[Saved entries]

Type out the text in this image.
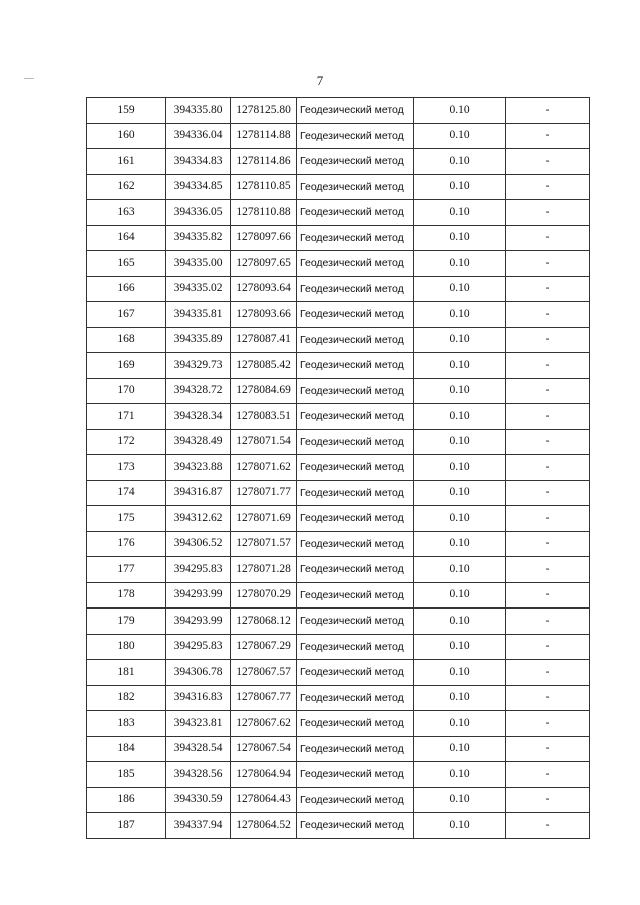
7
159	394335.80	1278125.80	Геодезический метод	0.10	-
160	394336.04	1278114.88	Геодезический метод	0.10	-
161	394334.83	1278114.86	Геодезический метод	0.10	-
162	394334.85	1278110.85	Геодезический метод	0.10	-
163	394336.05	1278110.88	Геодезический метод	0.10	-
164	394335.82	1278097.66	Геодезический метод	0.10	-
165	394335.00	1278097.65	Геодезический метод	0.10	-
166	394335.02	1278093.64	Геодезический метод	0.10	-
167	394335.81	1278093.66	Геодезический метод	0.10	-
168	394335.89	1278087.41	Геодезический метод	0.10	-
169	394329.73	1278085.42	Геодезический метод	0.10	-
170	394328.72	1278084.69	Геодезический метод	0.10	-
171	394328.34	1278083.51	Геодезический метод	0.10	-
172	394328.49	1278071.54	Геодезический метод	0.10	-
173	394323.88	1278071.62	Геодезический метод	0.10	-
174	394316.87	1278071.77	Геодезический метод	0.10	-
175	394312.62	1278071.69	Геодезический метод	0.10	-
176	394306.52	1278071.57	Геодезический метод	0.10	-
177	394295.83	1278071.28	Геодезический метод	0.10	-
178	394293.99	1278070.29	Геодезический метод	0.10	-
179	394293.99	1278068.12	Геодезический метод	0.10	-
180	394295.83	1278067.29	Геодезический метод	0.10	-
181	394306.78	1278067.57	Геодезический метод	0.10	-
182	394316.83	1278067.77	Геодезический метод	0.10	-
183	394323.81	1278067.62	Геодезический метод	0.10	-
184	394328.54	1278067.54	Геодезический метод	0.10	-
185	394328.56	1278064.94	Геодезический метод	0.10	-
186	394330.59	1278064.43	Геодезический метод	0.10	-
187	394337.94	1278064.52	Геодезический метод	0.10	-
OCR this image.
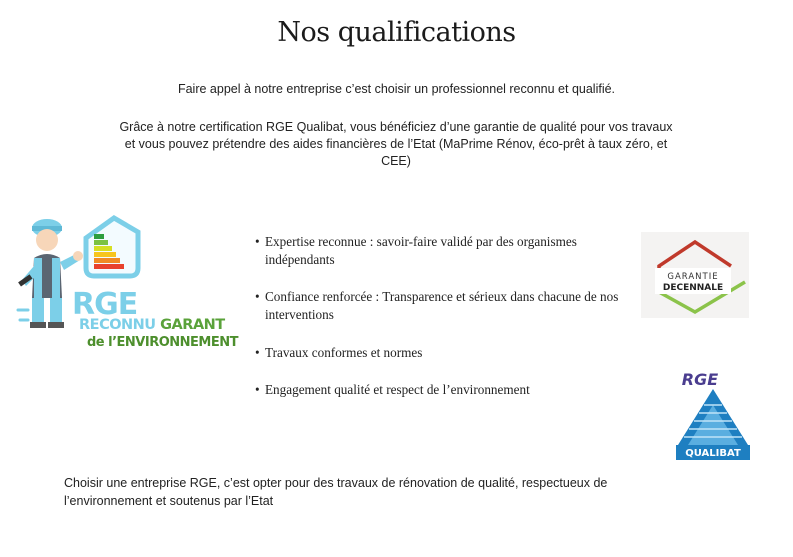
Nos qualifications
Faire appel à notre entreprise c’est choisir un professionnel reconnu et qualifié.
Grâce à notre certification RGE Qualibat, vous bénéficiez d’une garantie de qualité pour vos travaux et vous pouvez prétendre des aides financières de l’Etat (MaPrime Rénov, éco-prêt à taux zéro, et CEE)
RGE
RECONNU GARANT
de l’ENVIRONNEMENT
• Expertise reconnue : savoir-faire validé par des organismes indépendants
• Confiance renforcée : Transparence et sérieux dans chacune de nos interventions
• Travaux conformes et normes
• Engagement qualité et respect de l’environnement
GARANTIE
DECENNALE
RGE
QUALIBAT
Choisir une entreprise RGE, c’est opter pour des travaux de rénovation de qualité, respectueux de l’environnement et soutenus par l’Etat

=== WHAT TO PRODUCE ===
Copy the whole of the material above exactly, but not its images.

=== OUTPUT OF THE TASK ===
Type out the text in this image.
7
159	394335.80	1278125.80	Геодезический метод	0.10	-
160	394336.04	1278114.88	Геодезический метод	0.10	-
161	394334.83	1278114.86	Геодезический метод	0.10	-
162	394334.85	1278110.85	Геодезический метод	0.10	-
163	394336.05	1278110.88	Геодезический метод	0.10	-
164	394335.82	1278097.66	Геодезический метод	0.10	-
165	394335.00	1278097.65	Геодезический метод	0.10	-
166	394335.02	1278093.64	Геодезический метод	0.10	-
167	394335.81	1278093.66	Геодезический метод	0.10	-
168	394335.89	1278087.41	Геодезический метод	0.10	-
169	394329.73	1278085.42	Геодезический метод	0.10	-
170	394328.72	1278084.69	Геодезический метод	0.10	-
171	394328.34	1278083.51	Геодезический метод	0.10	-
172	394328.49	1278071.54	Геодезический метод	0.10	-
173	394323.88	1278071.62	Геодезический метод	0.10	-
174	394316.87	1278071.77	Геодезический метод	0.10	-
175	394312.62	1278071.69	Геодезический метод	0.10	-
176	394306.52	1278071.57	Геодезический метод	0.10	-
177	394295.83	1278071.28	Геодезический метод	0.10	-
178	394293.99	1278070.29	Геодезический метод	0.10	-
179	394293.99	1278068.12	Геодезический метод	0.10	-
180	394295.83	1278067.29	Геодезический метод	0.10	-
181	394306.78	1278067.57	Геодезический метод	0.10	-
182	394316.83	1278067.77	Геодезический метод	0.10	-
183	394323.81	1278067.62	Геодезический метод	0.10	-
184	394328.54	1278067.54	Геодезический метод	0.10	-
185	394328.56	1278064.94	Геодезический метод	0.10	-
186	394330.59	1278064.43	Геодезический метод	0.10	-
187	394337.94	1278064.52	Геодезический метод	0.10	-
OCR this image.
Nos qualifications
Faire appel à notre entreprise c’est choisir un professionnel reconnu et qualifié.
Grâce à notre certification RGE Qualibat, vous bénéficiez d’une garantie de qualité pour vos travaux et vous pouvez prétendre des aides financières de l’Etat (MaPrime Rénov, éco-prêt à taux zéro, et CEE)
RGE
RECONNU GARANT
de l’ENVIRONNEMENT
• Expertise reconnue : savoir-faire validé par des organismes indépendants
• Confiance renforcée : Transparence et sérieux dans chacune de nos interventions
• Travaux conformes et normes
• Engagement qualité et respect de l’environnement
GARANTIE
DECENNALE
RGE
QUALIBAT
Choisir une entreprise RGE, c’est opter pour des travaux de rénovation de qualité, respectueux de l’environnement et soutenus par l’Etat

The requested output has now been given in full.